--- Start DATA ROWS ---
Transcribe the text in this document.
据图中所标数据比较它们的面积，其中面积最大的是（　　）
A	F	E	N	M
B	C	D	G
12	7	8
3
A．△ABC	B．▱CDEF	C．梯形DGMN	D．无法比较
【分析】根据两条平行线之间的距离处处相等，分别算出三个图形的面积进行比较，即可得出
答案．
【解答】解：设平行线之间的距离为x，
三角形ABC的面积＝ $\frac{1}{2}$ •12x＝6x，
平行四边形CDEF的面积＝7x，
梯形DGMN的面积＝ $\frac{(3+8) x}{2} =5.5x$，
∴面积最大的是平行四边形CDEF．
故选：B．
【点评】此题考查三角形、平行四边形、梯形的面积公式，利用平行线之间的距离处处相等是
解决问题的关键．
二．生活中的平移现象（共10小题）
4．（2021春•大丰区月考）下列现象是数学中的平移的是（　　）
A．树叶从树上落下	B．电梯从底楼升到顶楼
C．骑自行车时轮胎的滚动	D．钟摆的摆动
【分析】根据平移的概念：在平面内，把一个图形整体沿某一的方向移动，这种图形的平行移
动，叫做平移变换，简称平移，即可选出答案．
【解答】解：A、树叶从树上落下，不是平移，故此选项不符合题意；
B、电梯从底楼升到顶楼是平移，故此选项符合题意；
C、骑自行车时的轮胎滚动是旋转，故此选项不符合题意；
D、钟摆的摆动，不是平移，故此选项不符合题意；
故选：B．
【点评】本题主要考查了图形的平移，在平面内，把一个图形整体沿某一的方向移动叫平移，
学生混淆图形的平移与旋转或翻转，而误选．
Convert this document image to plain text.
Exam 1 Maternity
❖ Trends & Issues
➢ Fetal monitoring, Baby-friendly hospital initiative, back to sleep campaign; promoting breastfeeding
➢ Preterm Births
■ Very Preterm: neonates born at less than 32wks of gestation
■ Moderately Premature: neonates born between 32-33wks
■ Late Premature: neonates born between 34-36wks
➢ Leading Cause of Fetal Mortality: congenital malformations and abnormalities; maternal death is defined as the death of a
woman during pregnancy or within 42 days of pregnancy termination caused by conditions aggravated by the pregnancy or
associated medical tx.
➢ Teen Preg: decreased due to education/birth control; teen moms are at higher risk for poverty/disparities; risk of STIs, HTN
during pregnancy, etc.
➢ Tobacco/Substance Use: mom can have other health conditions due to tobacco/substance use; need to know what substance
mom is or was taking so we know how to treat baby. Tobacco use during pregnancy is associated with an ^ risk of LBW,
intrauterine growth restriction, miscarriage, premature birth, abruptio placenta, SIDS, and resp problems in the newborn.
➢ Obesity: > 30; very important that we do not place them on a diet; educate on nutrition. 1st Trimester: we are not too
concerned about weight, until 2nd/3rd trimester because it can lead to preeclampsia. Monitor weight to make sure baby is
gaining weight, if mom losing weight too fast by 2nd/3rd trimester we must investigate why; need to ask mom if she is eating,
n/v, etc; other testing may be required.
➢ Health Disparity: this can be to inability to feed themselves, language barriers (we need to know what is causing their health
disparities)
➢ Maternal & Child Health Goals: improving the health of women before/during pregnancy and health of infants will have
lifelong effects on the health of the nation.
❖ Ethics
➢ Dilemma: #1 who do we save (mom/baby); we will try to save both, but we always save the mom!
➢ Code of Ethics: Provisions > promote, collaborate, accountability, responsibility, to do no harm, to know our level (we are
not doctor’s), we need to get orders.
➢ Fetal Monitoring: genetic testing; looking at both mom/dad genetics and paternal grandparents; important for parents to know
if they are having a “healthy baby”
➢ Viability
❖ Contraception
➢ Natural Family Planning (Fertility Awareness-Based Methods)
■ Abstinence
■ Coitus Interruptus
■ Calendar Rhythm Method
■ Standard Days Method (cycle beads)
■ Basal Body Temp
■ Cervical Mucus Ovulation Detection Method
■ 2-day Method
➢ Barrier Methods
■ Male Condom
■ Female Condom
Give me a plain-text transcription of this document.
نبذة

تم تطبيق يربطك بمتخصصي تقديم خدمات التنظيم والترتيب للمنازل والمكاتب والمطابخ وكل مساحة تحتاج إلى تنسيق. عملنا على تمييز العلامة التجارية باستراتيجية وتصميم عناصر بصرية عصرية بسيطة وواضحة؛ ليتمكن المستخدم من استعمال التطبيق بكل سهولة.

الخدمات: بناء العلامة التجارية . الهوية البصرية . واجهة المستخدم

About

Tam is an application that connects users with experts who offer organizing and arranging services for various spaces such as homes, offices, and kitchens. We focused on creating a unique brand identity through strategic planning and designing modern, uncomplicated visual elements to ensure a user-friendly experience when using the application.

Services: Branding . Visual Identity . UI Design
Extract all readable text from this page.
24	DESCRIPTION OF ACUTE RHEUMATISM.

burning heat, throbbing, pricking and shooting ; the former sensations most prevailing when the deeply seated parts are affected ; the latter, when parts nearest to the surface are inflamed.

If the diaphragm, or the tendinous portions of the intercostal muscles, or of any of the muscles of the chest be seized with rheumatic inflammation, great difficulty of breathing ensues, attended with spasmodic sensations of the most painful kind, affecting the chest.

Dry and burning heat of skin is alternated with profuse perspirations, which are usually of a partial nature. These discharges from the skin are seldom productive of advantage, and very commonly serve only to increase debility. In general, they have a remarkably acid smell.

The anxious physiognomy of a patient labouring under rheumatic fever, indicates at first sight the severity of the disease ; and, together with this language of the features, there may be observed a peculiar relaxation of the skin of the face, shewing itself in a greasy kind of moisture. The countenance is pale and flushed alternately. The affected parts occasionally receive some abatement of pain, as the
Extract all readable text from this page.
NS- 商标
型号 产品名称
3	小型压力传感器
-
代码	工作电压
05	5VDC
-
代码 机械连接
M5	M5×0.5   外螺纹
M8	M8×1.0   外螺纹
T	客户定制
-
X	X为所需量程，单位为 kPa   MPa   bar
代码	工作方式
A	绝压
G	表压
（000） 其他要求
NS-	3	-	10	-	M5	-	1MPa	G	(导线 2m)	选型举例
--- End DATA ROWS ---
> [EXERCISE DIRECTIONS]
Each entry above is to be printed again exactly.

> [TASK ANSWER]
Transcribe the text in this document.
据图中所标数据比较它们的面积，其中面积最大的是（　　）
A	F	E	N	M
B	C	D	G
12	7	8
3
A．△ABC	B．▱CDEF	C．梯形DGMN	D．无法比较
【分析】根据两条平行线之间的距离处处相等，分别算出三个图形的面积进行比较，即可得出
答案．
【解答】解：设平行线之间的距离为x，
三角形ABC的面积＝ $\frac{1}{2}$ •12x＝6x，
平行四边形CDEF的面积＝7x，
梯形DGMN的面积＝ $\frac{(3+8) x}{2} =5.5x$，
∴面积最大的是平行四边形CDEF．
故选：B．
【点评】此题考查三角形、平行四边形、梯形的面积公式，利用平行线之间的距离处处相等是
解决问题的关键．
二．生活中的平移现象（共10小题）
4．（2021春•大丰区月考）下列现象是数学中的平移的是（　　）
A．树叶从树上落下	B．电梯从底楼升到顶楼
C．骑自行车时轮胎的滚动	D．钟摆的摆动
【分析】根据平移的概念：在平面内，把一个图形整体沿某一的方向移动，这种图形的平行移
动，叫做平移变换，简称平移，即可选出答案．
【解答】解：A、树叶从树上落下，不是平移，故此选项不符合题意；
B、电梯从底楼升到顶楼是平移，故此选项符合题意；
C、骑自行车时的轮胎滚动是旋转，故此选项不符合题意；
D、钟摆的摆动，不是平移，故此选项不符合题意；
故选：B．
【点评】本题主要考查了图形的平移，在平面内，把一个图形整体沿某一的方向移动叫平移，
学生混淆图形的平移与旋转或翻转，而误选．
Convert this document image to plain text.
Exam 1 Maternity
❖ Trends & Issues
➢ Fetal monitoring, Baby-friendly hospital initiative, back to sleep campaign; promoting breastfeeding
➢ Preterm Births
■ Very Preterm: neonates born at less than 32wks of gestation
■ Moderately Premature: neonates born between 32-33wks
■ Late Premature: neonates born between 34-36wks
➢ Leading Cause of Fetal Mortality: congenital malformations and abnormalities; maternal death is defined as the death of a
woman during pregnancy or within 42 days of pregnancy termination caused by conditions aggravated by the pregnancy or
associated medical tx.
➢ Teen Preg: decreased due to education/birth control; teen moms are at higher risk for poverty/disparities; risk of STIs, HTN
during pregnancy, etc.
➢ Tobacco/Substance Use: mom can have other health conditions due to tobacco/substance use; need to know what substance
mom is or was taking so we know how to treat baby. Tobacco use during pregnancy is associated with an ^ risk of LBW,
intrauterine growth restriction, miscarriage, premature birth, abruptio placenta, SIDS, and resp problems in the newborn.
➢ Obesity: > 30; very important that we do not place them on a diet; educate on nutrition. 1st Trimester: we are not too
concerned about weight, until 2nd/3rd trimester because it can lead to preeclampsia. Monitor weight to make sure baby is
gaining weight, if mom losing weight too fast by 2nd/3rd trimester we must investigate why; need to ask mom if she is eating,
n/v, etc; other testing may be required.
➢ Health Disparity: this can be to inability to feed themselves, language barriers (we need to know what is causing their health
disparities)
➢ Maternal & Child Health Goals: improving the health of women before/during pregnancy and health of infants will have
lifelong effects on the health of the nation.
❖ Ethics
➢ Dilemma: #1 who do we save (mom/baby); we will try to save both, but we always save the mom!
➢ Code of Ethics: Provisions > promote, collaborate, accountability, responsibility, to do no harm, to know our level (we are
not doctor’s), we need to get orders.
➢ Fetal Monitoring: genetic testing; looking at both mom/dad genetics and paternal grandparents; important for parents to know
if they are having a “healthy baby”
➢ Viability
❖ Contraception
➢ Natural Family Planning (Fertility Awareness-Based Methods)
■ Abstinence
■ Coitus Interruptus
■ Calendar Rhythm Method
■ Standard Days Method (cycle beads)
■ Basal Body Temp
■ Cervical Mucus Ovulation Detection Method
■ 2-day Method
➢ Barrier Methods
■ Male Condom
■ Female Condom
Give me a plain-text transcription of this document.
نبذة

تم تطبيق يربطك بمتخصصي تقديم خدمات التنظيم والترتيب للمنازل والمكاتب والمطابخ وكل مساحة تحتاج إلى تنسيق. عملنا على تمييز العلامة التجارية باستراتيجية وتصميم عناصر بصرية عصرية بسيطة وواضحة؛ ليتمكن المستخدم من استعمال التطبيق بكل سهولة.

الخدمات: بناء العلامة التجارية . الهوية البصرية . واجهة المستخدم

About

Tam is an application that connects users with experts who offer organizing and arranging services for various spaces such as homes, offices, and kitchens. We focused on creating a unique brand identity through strategic planning and designing modern, uncomplicated visual elements to ensure a user-friendly experience when using the application.

Services: Branding . Visual Identity . UI Design
Extract all readable text from this page.
24	DESCRIPTION OF ACUTE RHEUMATISM.

burning heat, throbbing, pricking and shooting ; the former sensations most prevailing when the deeply seated parts are affected ; the latter, when parts nearest to the surface are inflamed.

If the diaphragm, or the tendinous portions of the intercostal muscles, or of any of the muscles of the chest be seized with rheumatic inflammation, great difficulty of breathing ensues, attended with spasmodic sensations of the most painful kind, affecting the chest.

Dry and burning heat of skin is alternated with profuse perspirations, which are usually of a partial nature. These discharges from the skin are seldom productive of advantage, and very commonly serve only to increase debility. In general, they have a remarkably acid smell.

The anxious physiognomy of a patient labouring under rheumatic fever, indicates at first sight the severity of the disease ; and, together with this language of the features, there may be observed a peculiar relaxation of the skin of the face, shewing itself in a greasy kind of moisture. The countenance is pale and flushed alternately. The affected parts occasionally receive some abatement of pain, as the
Extract all readable text from this page.
NS- 商标
型号 产品名称
3	小型压力传感器
-
代码	工作电压
05	5VDC
-
代码 机械连接
M5	M5×0.5   外螺纹
M8	M8×1.0   外螺纹
T	客户定制
-
X	X为所需量程，单位为 kPa   MPa   bar
代码	工作方式
A	绝压
G	表压
（000） 其他要求
NS-	3	-	10	-	M5	-	1MPa	G	(导线 2m)	选型举例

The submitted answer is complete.